Does Immigration Status Matter?

Approximately one quarter of children under the age of eight are growing up with immigrant parents. About 30 percent of those children have parents with undocumented status.[1] The question arises, whether undocumented parents are subject to the jurisdiction of Illinois courts as it relates to matters such as divorce, child support, or parental responsibilities.

The answer is yes. As long as the parent meets jurisdictional requirements, they may use Illinois courts regardless of their immigration status. This also means a parent may be called into Illinois courts. So then, does a parent’s immigration status affect parental responsibilities? Does a child’s citizenship provide a defense to the parent’s removal from the U.S.? Perhaps.

[Data records]
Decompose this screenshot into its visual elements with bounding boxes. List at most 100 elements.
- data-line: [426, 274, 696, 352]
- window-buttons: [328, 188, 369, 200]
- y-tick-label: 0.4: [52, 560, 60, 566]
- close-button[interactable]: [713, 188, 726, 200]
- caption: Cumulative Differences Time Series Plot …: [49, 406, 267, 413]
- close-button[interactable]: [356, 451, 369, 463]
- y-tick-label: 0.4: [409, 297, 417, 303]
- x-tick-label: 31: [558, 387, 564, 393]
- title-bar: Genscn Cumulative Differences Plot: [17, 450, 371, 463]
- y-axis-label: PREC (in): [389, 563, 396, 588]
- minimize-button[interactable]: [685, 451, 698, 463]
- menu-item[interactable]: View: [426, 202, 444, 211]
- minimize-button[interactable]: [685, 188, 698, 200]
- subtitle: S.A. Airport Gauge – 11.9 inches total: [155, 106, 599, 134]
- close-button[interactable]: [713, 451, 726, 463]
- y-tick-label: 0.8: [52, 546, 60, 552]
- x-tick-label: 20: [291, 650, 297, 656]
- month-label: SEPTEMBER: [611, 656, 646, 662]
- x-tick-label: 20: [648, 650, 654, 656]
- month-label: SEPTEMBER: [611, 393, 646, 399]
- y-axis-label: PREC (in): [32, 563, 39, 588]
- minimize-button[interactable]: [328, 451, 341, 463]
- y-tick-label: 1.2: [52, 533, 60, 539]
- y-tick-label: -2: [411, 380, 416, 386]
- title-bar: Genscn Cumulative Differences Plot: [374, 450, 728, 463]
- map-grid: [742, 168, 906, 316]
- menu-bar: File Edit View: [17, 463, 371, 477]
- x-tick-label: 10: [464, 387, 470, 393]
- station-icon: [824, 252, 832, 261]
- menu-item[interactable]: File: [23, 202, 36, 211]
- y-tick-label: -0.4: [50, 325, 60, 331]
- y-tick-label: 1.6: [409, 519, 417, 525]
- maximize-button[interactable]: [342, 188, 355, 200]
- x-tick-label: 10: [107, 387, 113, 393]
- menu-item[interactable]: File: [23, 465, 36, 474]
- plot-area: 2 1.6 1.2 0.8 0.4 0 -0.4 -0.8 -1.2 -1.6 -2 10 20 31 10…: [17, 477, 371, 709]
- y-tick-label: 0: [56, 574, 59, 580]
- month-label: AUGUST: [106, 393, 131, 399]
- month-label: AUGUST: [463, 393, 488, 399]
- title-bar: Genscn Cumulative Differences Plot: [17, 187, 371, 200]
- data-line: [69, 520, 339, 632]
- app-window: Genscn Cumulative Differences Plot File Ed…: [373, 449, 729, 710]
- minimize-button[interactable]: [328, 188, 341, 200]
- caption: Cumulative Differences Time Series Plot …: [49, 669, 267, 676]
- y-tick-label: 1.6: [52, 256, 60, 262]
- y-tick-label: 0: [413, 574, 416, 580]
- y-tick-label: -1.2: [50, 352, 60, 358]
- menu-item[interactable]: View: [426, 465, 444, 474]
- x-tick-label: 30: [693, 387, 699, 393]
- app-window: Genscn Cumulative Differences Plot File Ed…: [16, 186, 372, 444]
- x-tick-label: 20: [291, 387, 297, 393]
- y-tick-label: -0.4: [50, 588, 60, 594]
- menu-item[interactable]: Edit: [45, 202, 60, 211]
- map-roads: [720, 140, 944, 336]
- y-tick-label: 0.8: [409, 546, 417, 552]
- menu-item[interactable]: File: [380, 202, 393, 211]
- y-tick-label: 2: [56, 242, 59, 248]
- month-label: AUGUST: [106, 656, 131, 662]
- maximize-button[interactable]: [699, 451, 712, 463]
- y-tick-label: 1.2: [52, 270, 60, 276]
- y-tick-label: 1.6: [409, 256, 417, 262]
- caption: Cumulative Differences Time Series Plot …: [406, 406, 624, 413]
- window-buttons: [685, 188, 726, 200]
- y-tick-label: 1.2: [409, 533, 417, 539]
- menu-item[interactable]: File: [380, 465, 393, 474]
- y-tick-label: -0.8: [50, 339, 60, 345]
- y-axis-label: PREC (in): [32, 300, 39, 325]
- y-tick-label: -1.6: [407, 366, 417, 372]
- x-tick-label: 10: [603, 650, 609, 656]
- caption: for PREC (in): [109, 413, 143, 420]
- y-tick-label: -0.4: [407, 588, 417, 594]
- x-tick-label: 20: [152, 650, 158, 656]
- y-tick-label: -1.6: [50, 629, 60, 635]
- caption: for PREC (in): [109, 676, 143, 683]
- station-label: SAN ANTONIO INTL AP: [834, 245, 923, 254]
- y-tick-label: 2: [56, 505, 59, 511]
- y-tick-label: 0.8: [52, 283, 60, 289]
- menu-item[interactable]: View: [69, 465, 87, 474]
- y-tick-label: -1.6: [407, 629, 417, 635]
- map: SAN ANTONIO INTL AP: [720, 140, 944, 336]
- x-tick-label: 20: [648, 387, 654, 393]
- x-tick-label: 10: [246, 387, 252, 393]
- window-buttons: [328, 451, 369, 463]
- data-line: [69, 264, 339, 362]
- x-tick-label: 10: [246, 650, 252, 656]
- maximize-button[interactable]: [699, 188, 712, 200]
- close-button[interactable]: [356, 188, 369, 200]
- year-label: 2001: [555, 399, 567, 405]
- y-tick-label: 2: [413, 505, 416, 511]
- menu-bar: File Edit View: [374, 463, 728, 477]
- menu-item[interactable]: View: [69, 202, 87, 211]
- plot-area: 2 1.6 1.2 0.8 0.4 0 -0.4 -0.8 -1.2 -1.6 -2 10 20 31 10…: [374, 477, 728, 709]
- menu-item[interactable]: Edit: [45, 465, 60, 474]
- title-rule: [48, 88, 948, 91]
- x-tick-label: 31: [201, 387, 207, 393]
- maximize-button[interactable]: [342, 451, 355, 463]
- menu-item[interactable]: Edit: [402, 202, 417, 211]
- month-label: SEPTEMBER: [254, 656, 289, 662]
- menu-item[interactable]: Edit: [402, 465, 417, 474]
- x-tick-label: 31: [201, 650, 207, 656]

TASK REQUIREMENTS:
- A) Reproduce the text on immigration status word for word, starting with "Approximately one quarter" and going on through "or parental responsibilities.".
- B) According to the text on immigration status, about what share of children under the age of eight are growing up with immigrant parents?
- C) Please carry on the text on immigration status from where it stops.

ANSWER SET:
- A)
Approximately one quarter of children under the age of eight are growing up with immigrant parents. About 30 percent of those children have parents with undocumented status.[1] The question arises, whether undocumented parents are subject to the jurisdiction of Illinois courts as it relates to matters such as divorce, child support, or parental responsibilities.

- B) Approximately one quarter.

- C)
In order for a parent facing removal from the U.S. to cause an immigration judge to cancel the removal proceeding and change that parent’s status to permanent resident status, the parent must show the removal would result in exceptional and extremely unusual hardship to the other parent who is a U.S. citizen or lawful permanent resident, a spouse, or child. In determining whether the child would face unusual hardship, the judge may consider the economic impact of the parent’s departure on the child, whether the child knows any other way of life outside the U.S., the child’s medical needs, and the psychological impact on the child.

Lastly, immigration status of a parent is not a statutory factor Illinois courts are directed to consider in making an allocation of parental responsibilities and determining the best interests of the child. A parent’s immigration status alone is unlikely to cause a judge to decline that parent any allocation of parental responsibilities.